▶ Task details: Every record must be repeated exactly; omit any pictures they contain.
* START Data section *
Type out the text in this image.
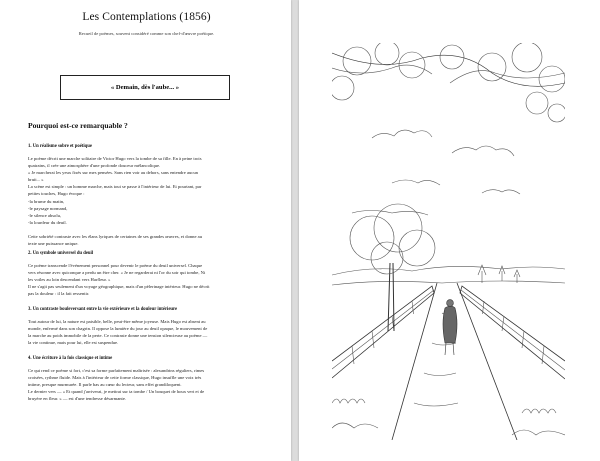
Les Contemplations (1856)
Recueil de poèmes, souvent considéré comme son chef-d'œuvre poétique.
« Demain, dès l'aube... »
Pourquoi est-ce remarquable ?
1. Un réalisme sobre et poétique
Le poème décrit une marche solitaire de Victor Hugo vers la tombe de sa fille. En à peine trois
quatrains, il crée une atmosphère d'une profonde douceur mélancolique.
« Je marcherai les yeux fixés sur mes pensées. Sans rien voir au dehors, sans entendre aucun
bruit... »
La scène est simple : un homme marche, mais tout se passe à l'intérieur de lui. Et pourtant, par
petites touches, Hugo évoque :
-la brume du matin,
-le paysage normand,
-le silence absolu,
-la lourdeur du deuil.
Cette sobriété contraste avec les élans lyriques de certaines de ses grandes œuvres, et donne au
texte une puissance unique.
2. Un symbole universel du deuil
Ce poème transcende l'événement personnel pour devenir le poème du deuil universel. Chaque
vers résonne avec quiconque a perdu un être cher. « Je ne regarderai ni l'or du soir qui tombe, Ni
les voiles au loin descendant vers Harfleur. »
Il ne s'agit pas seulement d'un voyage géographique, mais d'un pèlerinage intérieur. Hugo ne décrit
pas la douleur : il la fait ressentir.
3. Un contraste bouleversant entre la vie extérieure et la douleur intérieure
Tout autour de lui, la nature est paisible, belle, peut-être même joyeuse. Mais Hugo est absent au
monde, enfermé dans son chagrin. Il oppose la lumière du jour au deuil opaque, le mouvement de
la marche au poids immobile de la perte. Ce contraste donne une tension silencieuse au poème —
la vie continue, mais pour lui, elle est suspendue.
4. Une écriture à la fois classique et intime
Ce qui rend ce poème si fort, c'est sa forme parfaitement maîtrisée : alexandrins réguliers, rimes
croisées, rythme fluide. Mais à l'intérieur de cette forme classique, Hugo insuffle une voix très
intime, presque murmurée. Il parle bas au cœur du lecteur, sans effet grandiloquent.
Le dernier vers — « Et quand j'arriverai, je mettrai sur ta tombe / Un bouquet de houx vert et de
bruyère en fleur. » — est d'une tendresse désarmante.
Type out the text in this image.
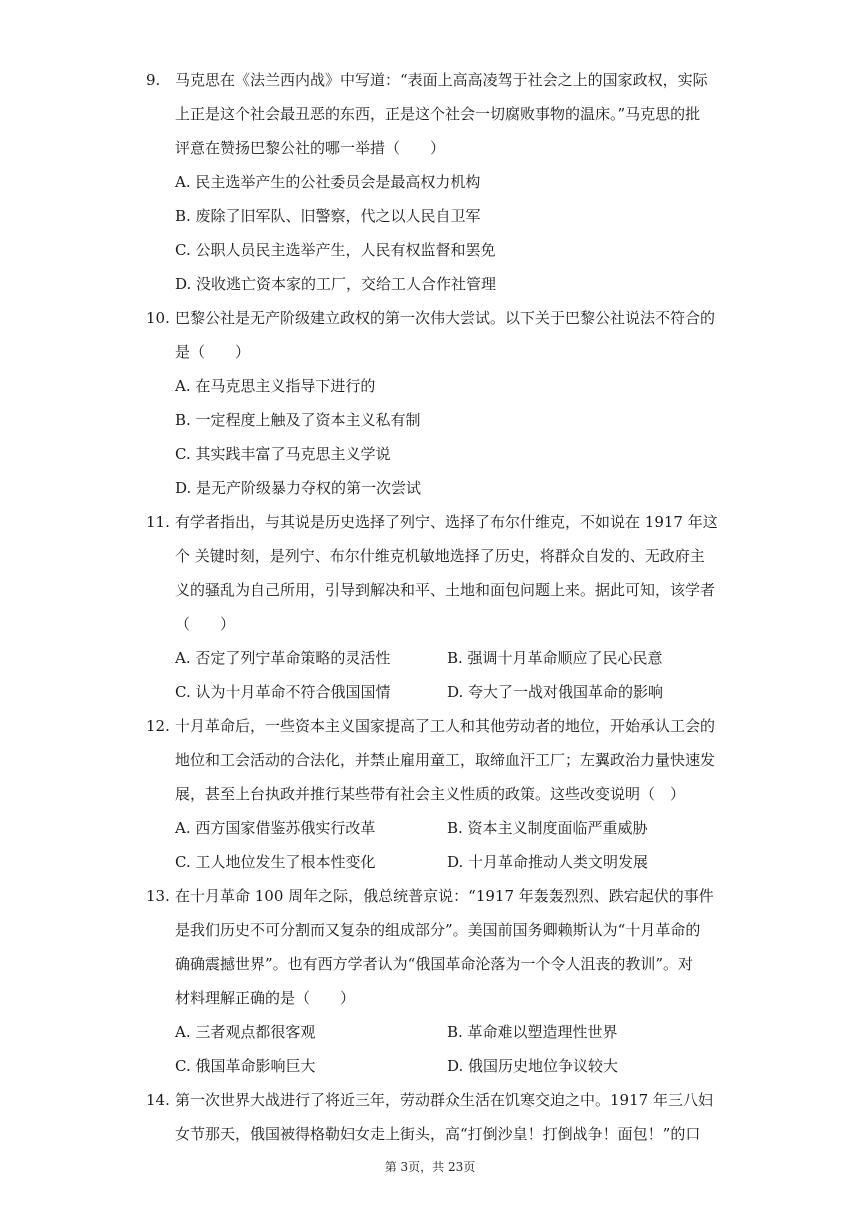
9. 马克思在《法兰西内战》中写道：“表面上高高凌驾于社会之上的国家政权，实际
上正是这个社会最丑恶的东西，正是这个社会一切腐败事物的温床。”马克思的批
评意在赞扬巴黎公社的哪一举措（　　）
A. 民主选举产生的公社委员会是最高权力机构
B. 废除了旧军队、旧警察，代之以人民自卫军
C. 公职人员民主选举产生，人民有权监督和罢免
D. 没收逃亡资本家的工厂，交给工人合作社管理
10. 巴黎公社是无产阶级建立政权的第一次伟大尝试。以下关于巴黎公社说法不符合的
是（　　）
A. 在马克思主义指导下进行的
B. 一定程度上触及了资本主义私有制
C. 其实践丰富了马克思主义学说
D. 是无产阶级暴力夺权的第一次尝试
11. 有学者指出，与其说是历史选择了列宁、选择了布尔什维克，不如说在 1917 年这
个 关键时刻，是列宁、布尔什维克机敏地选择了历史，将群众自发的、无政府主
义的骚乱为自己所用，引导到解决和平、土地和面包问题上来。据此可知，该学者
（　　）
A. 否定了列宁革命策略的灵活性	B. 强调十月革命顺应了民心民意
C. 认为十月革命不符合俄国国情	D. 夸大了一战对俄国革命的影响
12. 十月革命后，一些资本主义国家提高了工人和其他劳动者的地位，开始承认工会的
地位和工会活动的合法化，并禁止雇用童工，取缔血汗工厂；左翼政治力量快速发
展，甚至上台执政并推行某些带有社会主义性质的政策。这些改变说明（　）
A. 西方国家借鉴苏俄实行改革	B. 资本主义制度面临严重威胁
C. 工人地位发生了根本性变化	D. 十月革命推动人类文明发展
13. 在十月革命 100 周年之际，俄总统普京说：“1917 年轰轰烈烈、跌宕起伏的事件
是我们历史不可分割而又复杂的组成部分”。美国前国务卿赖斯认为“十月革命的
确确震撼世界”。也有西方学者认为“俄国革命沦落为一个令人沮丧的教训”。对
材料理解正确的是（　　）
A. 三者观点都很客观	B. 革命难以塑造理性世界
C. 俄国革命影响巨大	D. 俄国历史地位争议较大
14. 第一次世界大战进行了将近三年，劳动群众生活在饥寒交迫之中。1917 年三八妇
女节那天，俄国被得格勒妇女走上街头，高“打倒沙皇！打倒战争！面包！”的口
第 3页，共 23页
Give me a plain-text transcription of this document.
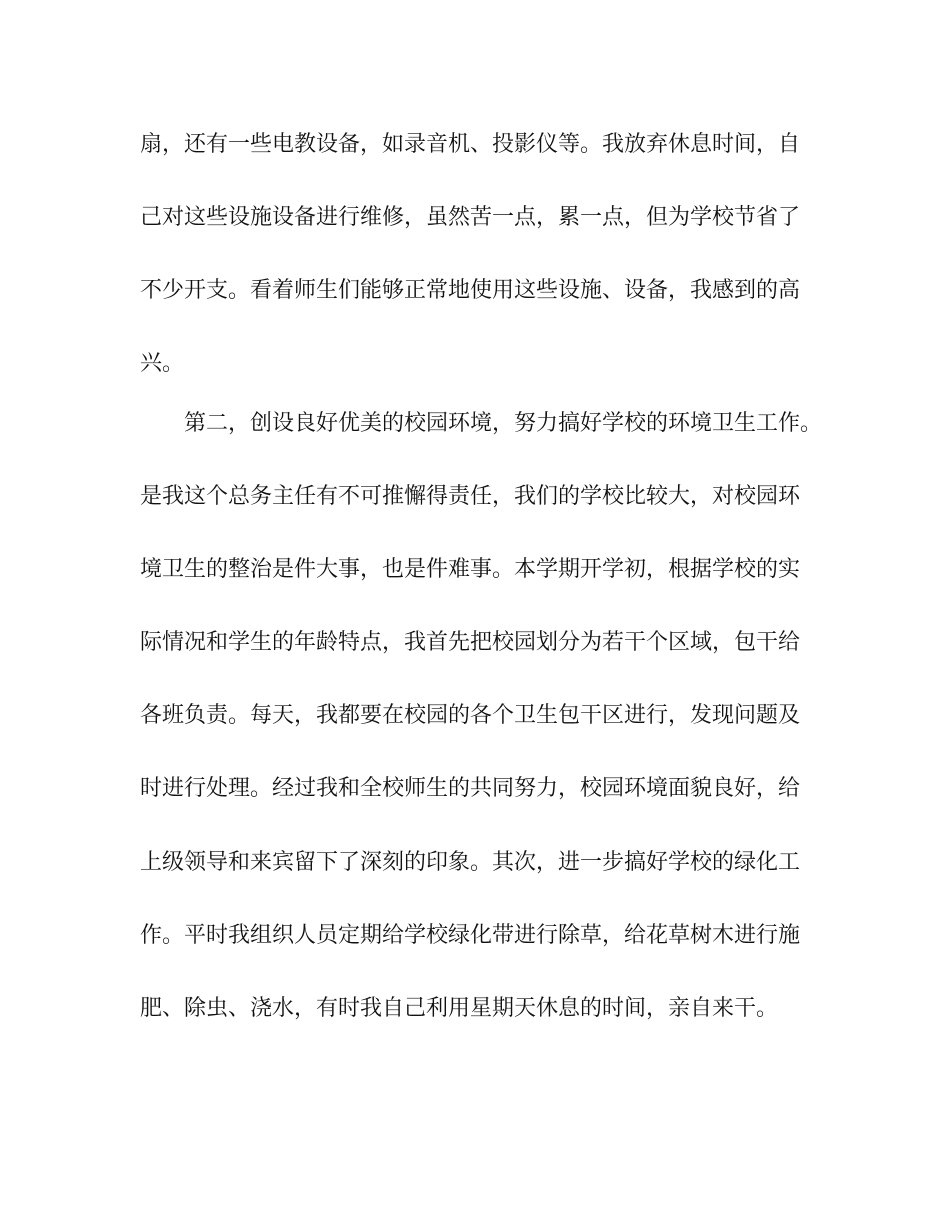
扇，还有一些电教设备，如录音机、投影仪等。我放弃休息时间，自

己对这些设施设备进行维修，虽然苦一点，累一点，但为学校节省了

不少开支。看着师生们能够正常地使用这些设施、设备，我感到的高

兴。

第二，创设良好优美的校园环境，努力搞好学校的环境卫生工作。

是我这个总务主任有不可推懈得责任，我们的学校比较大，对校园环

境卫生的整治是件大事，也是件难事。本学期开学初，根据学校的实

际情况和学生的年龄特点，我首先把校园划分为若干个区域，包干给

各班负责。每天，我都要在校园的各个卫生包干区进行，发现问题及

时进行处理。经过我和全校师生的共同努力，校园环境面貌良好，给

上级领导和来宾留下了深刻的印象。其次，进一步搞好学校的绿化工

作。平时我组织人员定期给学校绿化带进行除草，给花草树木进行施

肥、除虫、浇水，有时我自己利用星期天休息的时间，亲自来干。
* END Data section *
▶ Complete response:
Type out the text in this image.
Les Contemplations (1856)
Recueil de poèmes, souvent considéré comme son chef-d'œuvre poétique.
« Demain, dès l'aube... »
Pourquoi est-ce remarquable ?
1. Un réalisme sobre et poétique
Le poème décrit une marche solitaire de Victor Hugo vers la tombe de sa fille. En à peine trois
quatrains, il crée une atmosphère d'une profonde douceur mélancolique.
« Je marcherai les yeux fixés sur mes pensées. Sans rien voir au dehors, sans entendre aucun
bruit... »
La scène est simple : un homme marche, mais tout se passe à l'intérieur de lui. Et pourtant, par
petites touches, Hugo évoque :
-la brume du matin,
-le paysage normand,
-le silence absolu,
-la lourdeur du deuil.
Cette sobriété contraste avec les élans lyriques de certaines de ses grandes œuvres, et donne au
texte une puissance unique.
2. Un symbole universel du deuil
Ce poème transcende l'événement personnel pour devenir le poème du deuil universel. Chaque
vers résonne avec quiconque a perdu un être cher. « Je ne regarderai ni l'or du soir qui tombe, Ni
les voiles au loin descendant vers Harfleur. »
Il ne s'agit pas seulement d'un voyage géographique, mais d'un pèlerinage intérieur. Hugo ne décrit
pas la douleur : il la fait ressentir.
3. Un contraste bouleversant entre la vie extérieure et la douleur intérieure
Tout autour de lui, la nature est paisible, belle, peut-être même joyeuse. Mais Hugo est absent au
monde, enfermé dans son chagrin. Il oppose la lumière du jour au deuil opaque, le mouvement de
la marche au poids immobile de la perte. Ce contraste donne une tension silencieuse au poème —
la vie continue, mais pour lui, elle est suspendue.
4. Une écriture à la fois classique et intime
Ce qui rend ce poème si fort, c'est sa forme parfaitement maîtrisée : alexandrins réguliers, rimes
croisées, rythme fluide. Mais à l'intérieur de cette forme classique, Hugo insuffle une voix très
intime, presque murmurée. Il parle bas au cœur du lecteur, sans effet grandiloquent.
Le dernier vers — « Et quand j'arriverai, je mettrai sur ta tombe / Un bouquet de houx vert et de
bruyère en fleur. » — est d'une tendresse désarmante.
Type out the text in this image.
9. 马克思在《法兰西内战》中写道：“表面上高高凌驾于社会之上的国家政权，实际
上正是这个社会最丑恶的东西，正是这个社会一切腐败事物的温床。”马克思的批
评意在赞扬巴黎公社的哪一举措（　　）
A. 民主选举产生的公社委员会是最高权力机构
B. 废除了旧军队、旧警察，代之以人民自卫军
C. 公职人员民主选举产生，人民有权监督和罢免
D. 没收逃亡资本家的工厂，交给工人合作社管理
10. 巴黎公社是无产阶级建立政权的第一次伟大尝试。以下关于巴黎公社说法不符合的
是（　　）
A. 在马克思主义指导下进行的
B. 一定程度上触及了资本主义私有制
C. 其实践丰富了马克思主义学说
D. 是无产阶级暴力夺权的第一次尝试
11. 有学者指出，与其说是历史选择了列宁、选择了布尔什维克，不如说在 1917 年这
个 关键时刻，是列宁、布尔什维克机敏地选择了历史，将群众自发的、无政府主
义的骚乱为自己所用，引导到解决和平、土地和面包问题上来。据此可知，该学者
（　　）
A. 否定了列宁革命策略的灵活性	B. 强调十月革命顺应了民心民意
C. 认为十月革命不符合俄国国情	D. 夸大了一战对俄国革命的影响
12. 十月革命后，一些资本主义国家提高了工人和其他劳动者的地位，开始承认工会的
地位和工会活动的合法化，并禁止雇用童工，取缔血汗工厂；左翼政治力量快速发
展，甚至上台执政并推行某些带有社会主义性质的政策。这些改变说明（　）
A. 西方国家借鉴苏俄实行改革	B. 资本主义制度面临严重威胁
C. 工人地位发生了根本性变化	D. 十月革命推动人类文明发展
13. 在十月革命 100 周年之际，俄总统普京说：“1917 年轰轰烈烈、跌宕起伏的事件
是我们历史不可分割而又复杂的组成部分”。美国前国务卿赖斯认为“十月革命的
确确震撼世界”。也有西方学者认为“俄国革命沦落为一个令人沮丧的教训”。对
材料理解正确的是（　　）
A. 三者观点都很客观	B. 革命难以塑造理性世界
C. 俄国革命影响巨大	D. 俄国历史地位争议较大
14. 第一次世界大战进行了将近三年，劳动群众生活在饥寒交迫之中。1917 年三八妇
女节那天，俄国被得格勒妇女走上街头，高“打倒沙皇！打倒战争！面包！”的口
第 3页，共 23页
Give me a plain-text transcription of this document.
扇，还有一些电教设备，如录音机、投影仪等。我放弃休息时间，自

己对这些设施设备进行维修，虽然苦一点，累一点，但为学校节省了

不少开支。看着师生们能够正常地使用这些设施、设备，我感到的高

兴。

第二，创设良好优美的校园环境，努力搞好学校的环境卫生工作。

是我这个总务主任有不可推懈得责任，我们的学校比较大，对校园环

境卫生的整治是件大事，也是件难事。本学期开学初，根据学校的实

际情况和学生的年龄特点，我首先把校园划分为若干个区域，包干给

各班负责。每天，我都要在校园的各个卫生包干区进行，发现问题及

时进行处理。经过我和全校师生的共同努力，校园环境面貌良好，给

上级领导和来宾留下了深刻的印象。其次，进一步搞好学校的绿化工

作。平时我组织人员定期给学校绿化带进行除草，给花草树木进行施

肥、除虫、浇水，有时我自己利用星期天休息的时间，亲自来干。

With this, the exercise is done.